• _PROBLEM STATEMENT_
Show each line of the data below that has the string "color" in it.

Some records
--- Begin ---
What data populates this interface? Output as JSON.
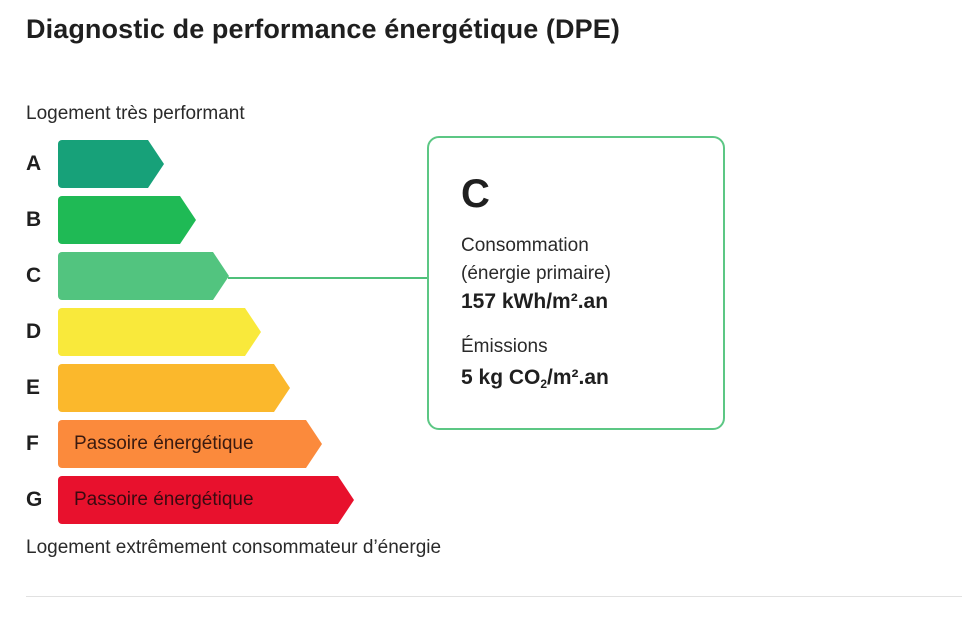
{
  "title": "Diagnostic de performance énergétique (DPE)",
  "caption_top": "Logement très performant",
  "caption_bottom": "Logement extrêmement consommateur d’énergie",
  "classes": [
    {
      "letter": "A",
      "color": "#17a179",
      "label": "",
      "width_frac": 0.33
    },
    {
      "letter": "B",
      "color": "#1fba55",
      "label": "",
      "width_frac": 0.43
    },
    {
      "letter": "C",
      "color": "#52c47f",
      "label": "",
      "width_frac": 0.53
    },
    {
      "letter": "D",
      "color": "#f9e93b",
      "label": "",
      "width_frac": 0.63
    },
    {
      "letter": "E",
      "color": "#fbb82c",
      "label": "",
      "width_frac": 0.72
    },
    {
      "letter": "F",
      "color": "#fb8a3c",
      "label": "Passoire énergétique",
      "width_frac": 0.82
    },
    {
      "letter": "G",
      "color": "#e8112d",
      "label": "Passoire énergétique",
      "width_frac": 0.92
    }
  ],
  "result": {
    "letter": "C",
    "consumption_label_1": "Consommation",
    "consumption_label_2": "(énergie primaire)",
    "consumption_value": "157 kWh/m².an",
    "emissions_label": "Émissions",
    "emissions_prefix": "5 kg CO",
    "emissions_sub": "2",
    "emissions_suffix": "/m².an"
  }
}
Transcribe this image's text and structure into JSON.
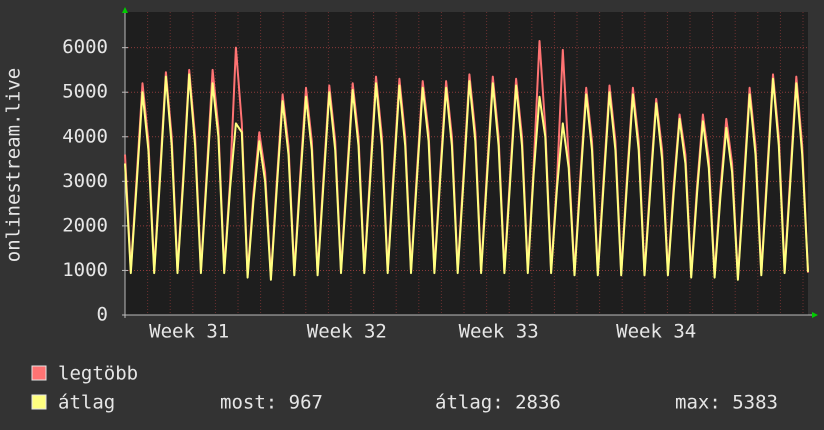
--- End ---
• _COMPLETED TASK_
      "color": "#17a179",
      "color": "#1fba55",
      "color": "#52c47f",
      "color": "#f9e93b",
      "color": "#fbb82c",
      "color": "#fb8a3c",
      "color": "#e8112d",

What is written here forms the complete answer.